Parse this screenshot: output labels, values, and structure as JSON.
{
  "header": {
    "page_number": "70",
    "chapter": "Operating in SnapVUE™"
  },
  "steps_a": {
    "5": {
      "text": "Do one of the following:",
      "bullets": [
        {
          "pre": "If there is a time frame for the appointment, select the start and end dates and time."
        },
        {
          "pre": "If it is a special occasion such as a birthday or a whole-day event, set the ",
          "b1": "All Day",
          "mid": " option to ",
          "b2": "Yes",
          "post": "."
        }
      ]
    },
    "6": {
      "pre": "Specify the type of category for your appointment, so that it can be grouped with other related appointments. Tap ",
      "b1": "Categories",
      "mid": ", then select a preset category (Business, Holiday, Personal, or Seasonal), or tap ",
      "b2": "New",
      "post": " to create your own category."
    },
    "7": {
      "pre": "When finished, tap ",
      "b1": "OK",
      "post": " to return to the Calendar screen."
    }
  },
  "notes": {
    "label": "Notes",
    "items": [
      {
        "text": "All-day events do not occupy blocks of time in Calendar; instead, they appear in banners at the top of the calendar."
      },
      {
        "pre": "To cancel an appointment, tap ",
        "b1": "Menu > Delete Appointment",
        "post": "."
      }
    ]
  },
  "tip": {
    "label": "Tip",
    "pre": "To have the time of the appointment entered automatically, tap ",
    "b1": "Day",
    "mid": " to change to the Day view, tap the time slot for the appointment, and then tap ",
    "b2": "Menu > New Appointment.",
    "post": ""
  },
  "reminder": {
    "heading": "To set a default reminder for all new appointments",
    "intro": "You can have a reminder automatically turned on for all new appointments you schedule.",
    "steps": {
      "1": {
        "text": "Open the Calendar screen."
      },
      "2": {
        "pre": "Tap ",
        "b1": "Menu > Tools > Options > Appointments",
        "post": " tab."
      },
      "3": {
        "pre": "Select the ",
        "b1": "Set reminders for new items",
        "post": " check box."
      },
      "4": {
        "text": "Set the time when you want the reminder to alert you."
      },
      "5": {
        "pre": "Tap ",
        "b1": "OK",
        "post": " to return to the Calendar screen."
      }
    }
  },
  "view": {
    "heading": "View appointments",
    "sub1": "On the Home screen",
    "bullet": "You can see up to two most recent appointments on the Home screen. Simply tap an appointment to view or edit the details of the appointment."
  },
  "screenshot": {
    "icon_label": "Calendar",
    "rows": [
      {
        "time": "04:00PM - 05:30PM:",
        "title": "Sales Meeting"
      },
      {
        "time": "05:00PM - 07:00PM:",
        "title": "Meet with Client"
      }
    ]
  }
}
- - - -
#### Directions for this task
From the listing above, extract every line exactly as it stands.

#### Final result
Parse this screenshot: output labels, values, and structure as JSON.
{
  "header": {
    "page_number": "70",
    "chapter": "Operating in SnapVUE™"
  },
  "steps_a": {
    "5": {
      "text": "Do one of the following:",
      "bullets": [
        {
          "pre": "If there is a time frame for the appointment, select the start and end dates and time."
        },
        {
          "pre": "If it is a special occasion such as a birthday or a whole-day event, set the ",
          "b1": "All Day",
          "mid": " option to ",
          "b2": "Yes",
          "post": "."
        }
      ]
    },
    "6": {
      "pre": "Specify the type of category for your appointment, so that it can be grouped with other related appointments. Tap ",
      "b1": "Categories",
      "mid": ", then select a preset category (Business, Holiday, Personal, or Seasonal), or tap ",
      "b2": "New",
      "post": " to create your own category."
    },
    "7": {
      "pre": "When finished, tap ",
      "b1": "OK",
      "post": " to return to the Calendar screen."
    }
  },
  "notes": {
    "label": "Notes",
    "items": [
      {
        "text": "All-day events do not occupy blocks of time in Calendar; instead, they appear in banners at the top of the calendar."
      },
      {
        "pre": "To cancel an appointment, tap ",
        "b1": "Menu > Delete Appointment",
        "post": "."
      }
    ]
  },
  "tip": {
    "label": "Tip",
    "pre": "To have the time of the appointment entered automatically, tap ",
    "b1": "Day",
    "mid": " to change to the Day view, tap the time slot for the appointment, and then tap ",
    "b2": "Menu > New Appointment.",
    "post": ""
  },
  "reminder": {
    "heading": "To set a default reminder for all new appointments",
    "intro": "You can have a reminder automatically turned on for all new appointments you schedule.",
    "steps": {
      "1": {
        "text": "Open the Calendar screen."
      },
      "2": {
        "pre": "Tap ",
        "b1": "Menu > Tools > Options > Appointments",
        "post": " tab."
      },
      "3": {
        "pre": "Select the ",
        "b1": "Set reminders for new items",
        "post": " check box."
      },
      "4": {
        "text": "Set the time when you want the reminder to alert you."
      },
      "5": {
        "pre": "Tap ",
        "b1": "OK",
        "post": " to return to the Calendar screen."
      }
    }
  },
  "view": {
    "heading": "View appointments",
    "sub1": "On the Home screen",
    "bullet": "You can see up to two most recent appointments on the Home screen. Simply tap an appointment to view or edit the details of the appointment."
  },
  "screenshot": {
    "icon_label": "Calendar",
    "rows": [
      {
        "time": "04:00PM - 05:30PM:",
        "title": "Sales Meeting"
      },
      {
        "time": "05:00PM - 07:00PM:",
        "title": "Meet with Client"
      }
    ]
  }
}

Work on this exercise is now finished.